Stored entries:
==*==
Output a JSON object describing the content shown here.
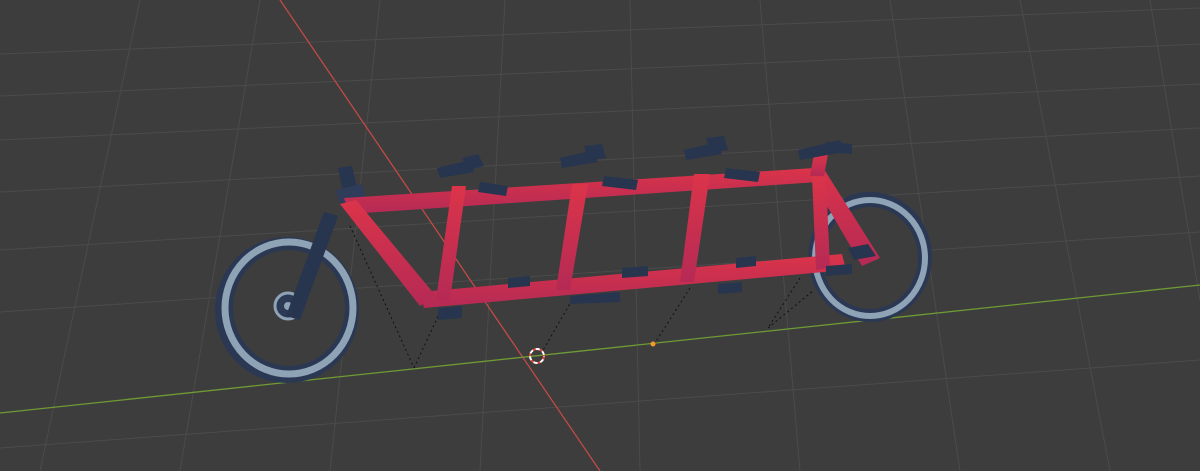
{
  "viewport": {
    "background_color": "#3d3d3d",
    "grid_color": "#4e4e4e",
    "x_axis_color": "#c04a46",
    "y_axis_color": "#6f9a34"
  },
  "model": {
    "frame_color": "#d3324a",
    "frame_shade_color": "#b3284f",
    "tire_color": "#2d3a55",
    "rim_color": "#8fa2b4",
    "component_color": "#27354f",
    "rider_seats": 4
  },
  "icons": {
    "cursor": "3d-cursor-icon",
    "origin": "object-origin-icon"
  }
}
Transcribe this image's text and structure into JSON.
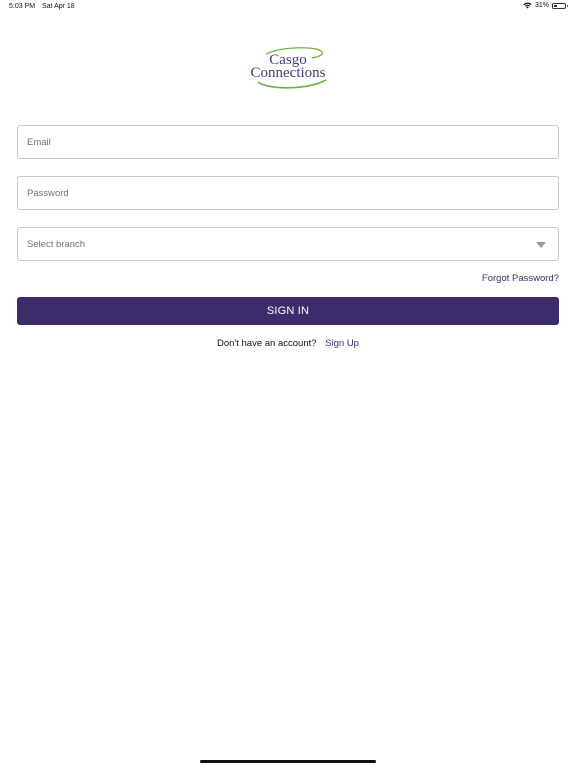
{
  "status_bar": {
    "time": "5:03 PM",
    "date": "Sat Apr 18",
    "battery_percent_label": "31%",
    "battery_level": 0.31
  },
  "logo": {
    "line1": "Casgo",
    "line2": "Connections",
    "brand_color": "#4a3a7a",
    "swoosh_color": "#6db33f"
  },
  "form": {
    "email_placeholder": "Email",
    "password_placeholder": "Password",
    "branch_placeholder": "Select branch",
    "forgot_password": "Forgot Password?",
    "sign_in": "SIGN IN",
    "no_account_text": "Don't have an account?",
    "sign_up": "Sign Up"
  },
  "colors": {
    "primary": "#3b2d6c",
    "link": "#3b2f6b",
    "border": "#c8c8c8"
  }
}
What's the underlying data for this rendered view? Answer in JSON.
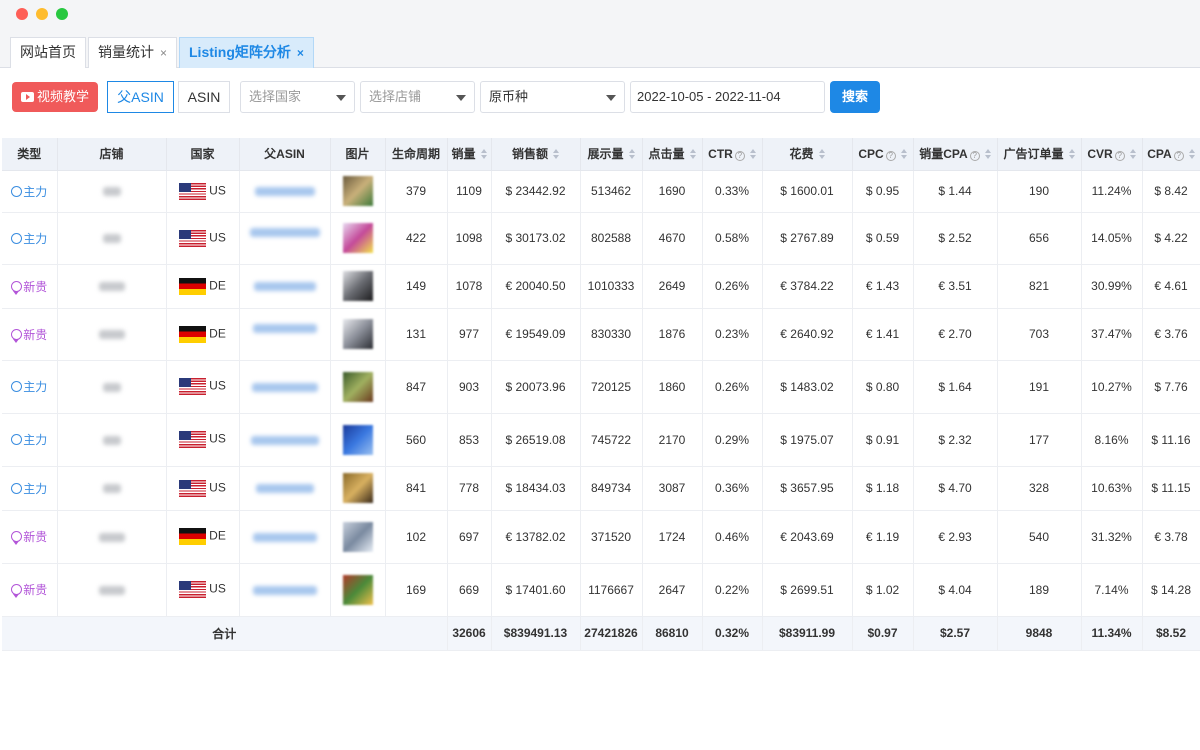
{
  "tabs": [
    {
      "label": "网站首页",
      "closable": false
    },
    {
      "label": "销量统计",
      "closable": true
    },
    {
      "label": "Listing矩阵分析",
      "closable": true
    }
  ],
  "close_glyph": "×",
  "toolbar": {
    "video_button": "视频教学",
    "seg_parent_asin": "父ASIN",
    "seg_asin": "ASIN",
    "country_placeholder": "选择国家",
    "store_placeholder": "选择店铺",
    "currency_value": "原币种",
    "date_range": "2022-10-05 - 2022-11-04",
    "search_button": "搜索"
  },
  "table": {
    "headers": {
      "type": "类型",
      "store": "店铺",
      "country": "国家",
      "parent_asin": "父ASIN",
      "image": "图片",
      "lifecycle": "生命周期",
      "units": "销量",
      "sales": "销售额",
      "impressions": "展示量",
      "clicks": "点击量",
      "ctr": "CTR",
      "spend": "花费",
      "cpc": "CPC",
      "sales_cpa": "销量CPA",
      "ad_orders": "广告订单量",
      "cvr": "CVR",
      "cpa": "CPA"
    },
    "rows": [
      {
        "type": "主力",
        "kind": "main",
        "country": "US",
        "lifecycle": "379",
        "units": "1109",
        "sales": "$ 23442.92",
        "impressions": "513462",
        "clicks": "1690",
        "ctr": "0.33%",
        "spend": "$ 1600.01",
        "cpc": "$ 0.95",
        "sales_cpa": "$ 1.44",
        "ad_orders": "190",
        "cvr": "11.24%",
        "cpa": "$ 8.42"
      },
      {
        "type": "主力",
        "kind": "main",
        "country": "US",
        "lifecycle": "422",
        "units": "1098",
        "sales": "$ 30173.02",
        "impressions": "802588",
        "clicks": "4670",
        "ctr": "0.58%",
        "spend": "$ 2767.89",
        "cpc": "$ 0.59",
        "sales_cpa": "$ 2.52",
        "ad_orders": "656",
        "cvr": "14.05%",
        "cpa": "$ 4.22"
      },
      {
        "type": "新贵",
        "kind": "new",
        "country": "DE",
        "lifecycle": "149",
        "units": "1078",
        "sales": "€ 20040.50",
        "impressions": "1010333",
        "clicks": "2649",
        "ctr": "0.26%",
        "spend": "€ 3784.22",
        "cpc": "€ 1.43",
        "sales_cpa": "€ 3.51",
        "ad_orders": "821",
        "cvr": "30.99%",
        "cpa": "€ 4.61"
      },
      {
        "type": "新贵",
        "kind": "new",
        "country": "DE",
        "lifecycle": "131",
        "units": "977",
        "sales": "€ 19549.09",
        "impressions": "830330",
        "clicks": "1876",
        "ctr": "0.23%",
        "spend": "€ 2640.92",
        "cpc": "€ 1.41",
        "sales_cpa": "€ 2.70",
        "ad_orders": "703",
        "cvr": "37.47%",
        "cpa": "€ 3.76"
      },
      {
        "type": "主力",
        "kind": "main",
        "country": "US",
        "lifecycle": "847",
        "units": "903",
        "sales": "$ 20073.96",
        "impressions": "720125",
        "clicks": "1860",
        "ctr": "0.26%",
        "spend": "$ 1483.02",
        "cpc": "$ 0.80",
        "sales_cpa": "$ 1.64",
        "ad_orders": "191",
        "cvr": "10.27%",
        "cpa": "$ 7.76"
      },
      {
        "type": "主力",
        "kind": "main",
        "country": "US",
        "lifecycle": "560",
        "units": "853",
        "sales": "$ 26519.08",
        "impressions": "745722",
        "clicks": "2170",
        "ctr": "0.29%",
        "spend": "$ 1975.07",
        "cpc": "$ 0.91",
        "sales_cpa": "$ 2.32",
        "ad_orders": "177",
        "cvr": "8.16%",
        "cpa": "$ 11.16"
      },
      {
        "type": "主力",
        "kind": "main",
        "country": "US",
        "lifecycle": "841",
        "units": "778",
        "sales": "$ 18434.03",
        "impressions": "849734",
        "clicks": "3087",
        "ctr": "0.36%",
        "spend": "$ 3657.95",
        "cpc": "$ 1.18",
        "sales_cpa": "$ 4.70",
        "ad_orders": "328",
        "cvr": "10.63%",
        "cpa": "$ 11.15"
      },
      {
        "type": "新贵",
        "kind": "new",
        "country": "DE",
        "lifecycle": "102",
        "units": "697",
        "sales": "€ 13782.02",
        "impressions": "371520",
        "clicks": "1724",
        "ctr": "0.46%",
        "spend": "€ 2043.69",
        "cpc": "€ 1.19",
        "sales_cpa": "€ 2.93",
        "ad_orders": "540",
        "cvr": "31.32%",
        "cpa": "€ 3.78"
      },
      {
        "type": "新贵",
        "kind": "new",
        "country": "US",
        "lifecycle": "169",
        "units": "669",
        "sales": "$ 17401.60",
        "impressions": "1176667",
        "clicks": "2647",
        "ctr": "0.22%",
        "spend": "$ 2699.51",
        "cpc": "$ 1.02",
        "sales_cpa": "$ 4.04",
        "ad_orders": "189",
        "cvr": "7.14%",
        "cpa": "$ 14.28"
      }
    ],
    "total": {
      "label": "合计",
      "units": "32606",
      "sales": "$839491.13",
      "impressions": "27421826",
      "clicks": "86810",
      "ctr": "0.32%",
      "spend": "$83911.99",
      "cpc": "$0.97",
      "sales_cpa": "$2.57",
      "ad_orders": "9848",
      "cvr": "11.34%",
      "cpa": "$8.52"
    }
  },
  "colors": {
    "accent": "#1e88e5",
    "video_button": "#f05a5a",
    "type_main": "#3a8de0",
    "type_new": "#b255d8",
    "header_bg": "#eef2f8"
  },
  "icons": {
    "type_main": "target-circle-icon",
    "type_new": "award-badge-icon",
    "video": "play-icon",
    "sort": "sort-caret-icon",
    "help": "question-circle-icon"
  }
}
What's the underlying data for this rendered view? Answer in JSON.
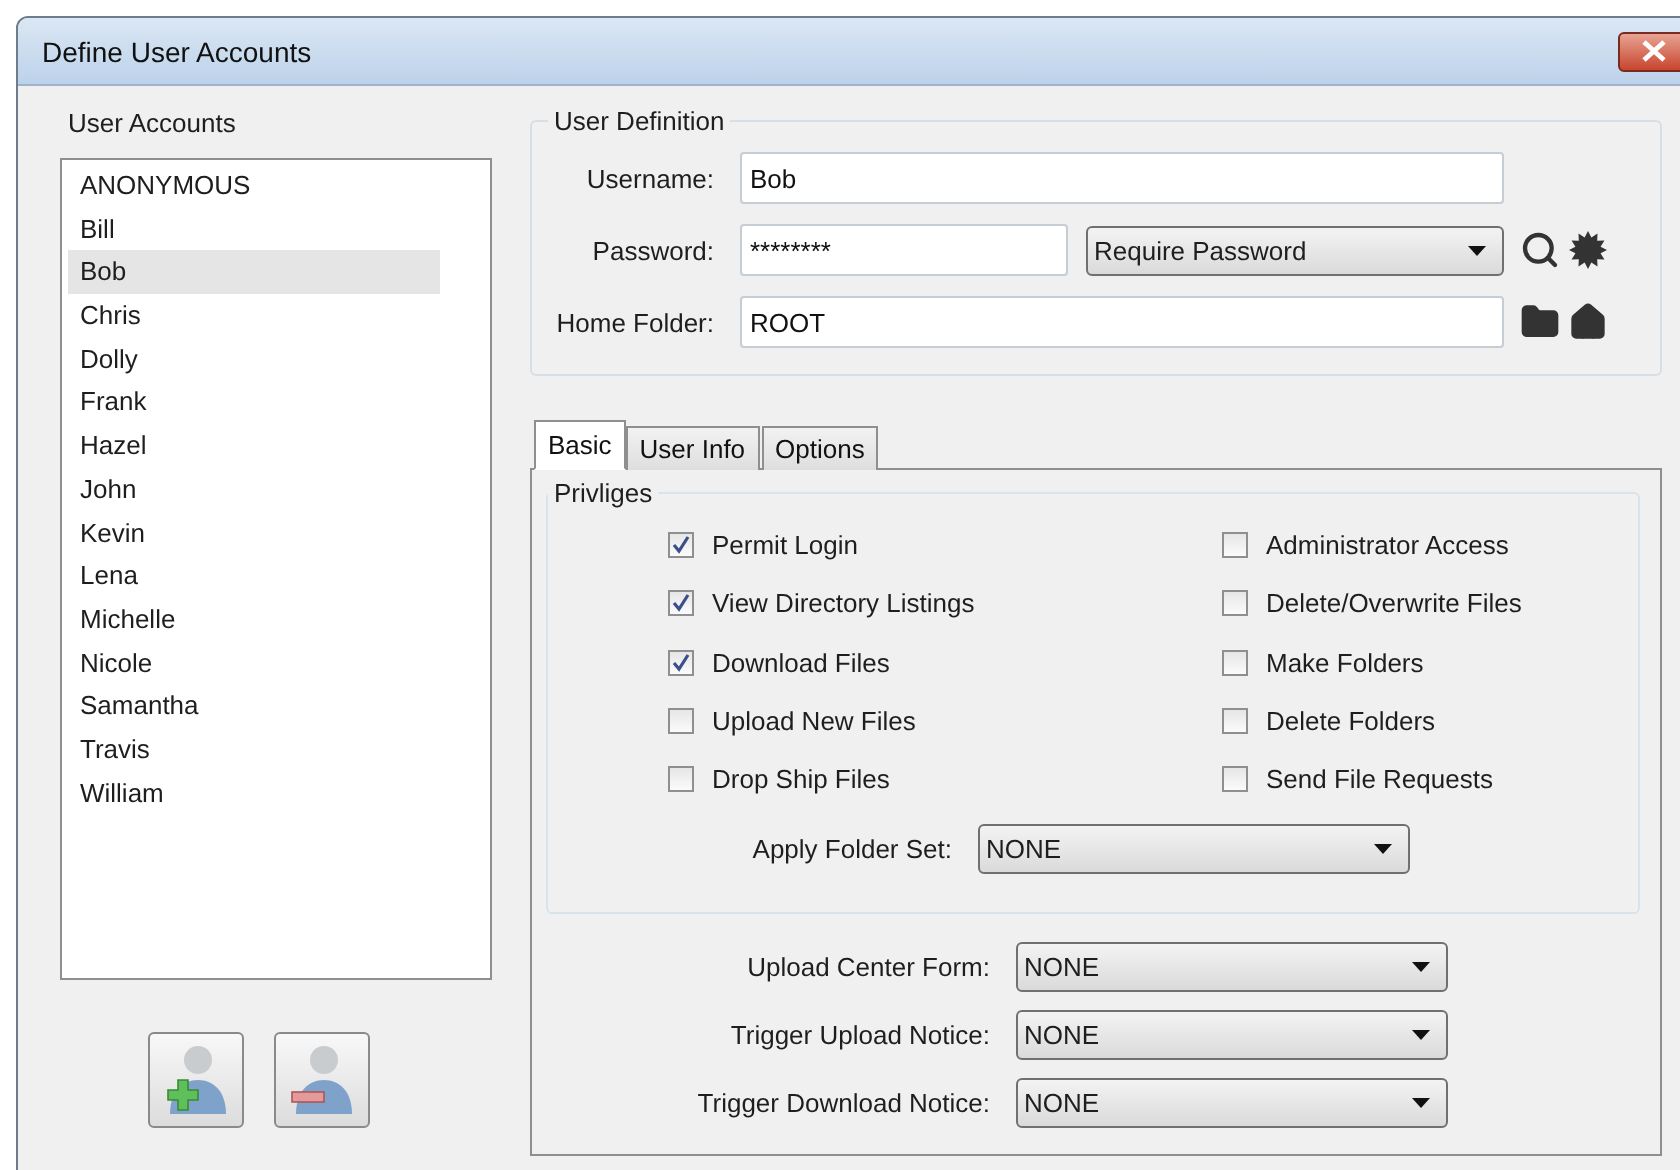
{
  "window": {
    "title": "Define User Accounts"
  },
  "accounts": {
    "label": "User Accounts",
    "items": [
      {
        "name": "ANONYMOUS",
        "selected": false
      },
      {
        "name": "Bill",
        "selected": false
      },
      {
        "name": "Bob",
        "selected": true
      },
      {
        "name": "Chris",
        "selected": false
      },
      {
        "name": "Dolly",
        "selected": false
      },
      {
        "name": "Frank",
        "selected": false
      },
      {
        "name": "Hazel",
        "selected": false
      },
      {
        "name": "John",
        "selected": false
      },
      {
        "name": "Kevin",
        "selected": false
      },
      {
        "name": "Lena",
        "selected": false
      },
      {
        "name": "Michelle",
        "selected": false
      },
      {
        "name": "Nicole",
        "selected": false
      },
      {
        "name": "Samantha",
        "selected": false
      },
      {
        "name": "Travis",
        "selected": false
      },
      {
        "name": "William",
        "selected": false
      }
    ]
  },
  "user_definition": {
    "legend": "User Definition",
    "username": {
      "label": "Username:",
      "value": "Bob"
    },
    "password": {
      "label": "Password:",
      "value": "********",
      "mode": "Require Password"
    },
    "home_folder": {
      "label": "Home Folder:",
      "value": "ROOT"
    }
  },
  "tabs": [
    {
      "label": "Basic",
      "selected": true
    },
    {
      "label": "User Info",
      "selected": false
    },
    {
      "label": "Options",
      "selected": false
    }
  ],
  "privileges": {
    "legend": "Privliges",
    "items": [
      {
        "label": "Permit Login",
        "checked": true
      },
      {
        "label": "View Directory Listings",
        "checked": true
      },
      {
        "label": "Download Files",
        "checked": true
      },
      {
        "label": "Upload New Files",
        "checked": false
      },
      {
        "label": "Drop Ship Files",
        "checked": false
      },
      {
        "label": "Administrator Access",
        "checked": false
      },
      {
        "label": "Delete/Overwrite Files",
        "checked": false
      },
      {
        "label": "Make Folders",
        "checked": false
      },
      {
        "label": "Delete Folders",
        "checked": false
      },
      {
        "label": "Send File Requests",
        "checked": false
      }
    ]
  },
  "folder_set": {
    "label": "Apply Folder Set:",
    "value": "NONE"
  },
  "notices": [
    {
      "label": "Upload Center Form:",
      "value": "NONE"
    },
    {
      "label": "Trigger Upload Notice:",
      "value": "NONE"
    },
    {
      "label": "Trigger Download Notice:",
      "value": "NONE"
    }
  ]
}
==*==
### YOUR TASK
Which lines include "Folders"? Copy each of them out.

### EXPECTED ANSWER
        "label": "Make Folders",
        "label": "Delete Folders",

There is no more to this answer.